◆ **Work to be completed**: Write out each line in which the string "JSON" is present.

◆ **A run of records**:
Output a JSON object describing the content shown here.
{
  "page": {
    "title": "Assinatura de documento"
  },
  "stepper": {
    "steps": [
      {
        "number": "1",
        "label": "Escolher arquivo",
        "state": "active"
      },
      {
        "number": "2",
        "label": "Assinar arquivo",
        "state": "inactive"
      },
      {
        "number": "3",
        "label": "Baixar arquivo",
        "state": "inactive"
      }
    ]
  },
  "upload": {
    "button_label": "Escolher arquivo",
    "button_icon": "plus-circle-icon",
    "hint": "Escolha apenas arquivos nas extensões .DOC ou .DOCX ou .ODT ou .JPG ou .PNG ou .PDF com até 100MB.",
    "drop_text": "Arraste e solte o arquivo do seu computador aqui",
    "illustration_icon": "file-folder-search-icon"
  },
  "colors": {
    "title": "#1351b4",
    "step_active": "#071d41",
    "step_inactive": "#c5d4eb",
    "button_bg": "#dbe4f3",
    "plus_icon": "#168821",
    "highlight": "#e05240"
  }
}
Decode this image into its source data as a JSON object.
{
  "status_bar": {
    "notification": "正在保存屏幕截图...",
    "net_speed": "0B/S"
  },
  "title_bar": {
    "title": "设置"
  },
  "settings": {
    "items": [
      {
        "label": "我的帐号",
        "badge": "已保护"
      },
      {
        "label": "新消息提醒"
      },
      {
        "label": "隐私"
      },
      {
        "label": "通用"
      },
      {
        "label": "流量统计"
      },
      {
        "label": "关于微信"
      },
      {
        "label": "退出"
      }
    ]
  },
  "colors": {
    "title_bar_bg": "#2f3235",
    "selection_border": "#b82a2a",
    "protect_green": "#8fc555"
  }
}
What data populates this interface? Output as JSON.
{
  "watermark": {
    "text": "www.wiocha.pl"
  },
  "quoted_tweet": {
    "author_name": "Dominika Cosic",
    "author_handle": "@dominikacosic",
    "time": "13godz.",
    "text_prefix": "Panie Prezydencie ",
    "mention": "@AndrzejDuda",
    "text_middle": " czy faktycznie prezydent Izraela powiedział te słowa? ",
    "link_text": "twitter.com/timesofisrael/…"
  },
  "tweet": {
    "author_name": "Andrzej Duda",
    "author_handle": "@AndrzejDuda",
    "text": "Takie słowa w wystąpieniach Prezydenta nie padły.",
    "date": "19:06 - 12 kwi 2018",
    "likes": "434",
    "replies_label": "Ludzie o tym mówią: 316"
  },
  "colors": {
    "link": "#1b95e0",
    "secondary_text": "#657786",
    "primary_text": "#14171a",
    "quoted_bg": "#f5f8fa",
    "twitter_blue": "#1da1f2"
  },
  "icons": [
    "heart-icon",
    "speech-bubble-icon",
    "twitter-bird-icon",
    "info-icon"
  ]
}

◆ **Exercise output**:
Output a JSON object describing the content shown here.
Decode this image into its source data as a JSON object.
What data populates this interface? Output as JSON.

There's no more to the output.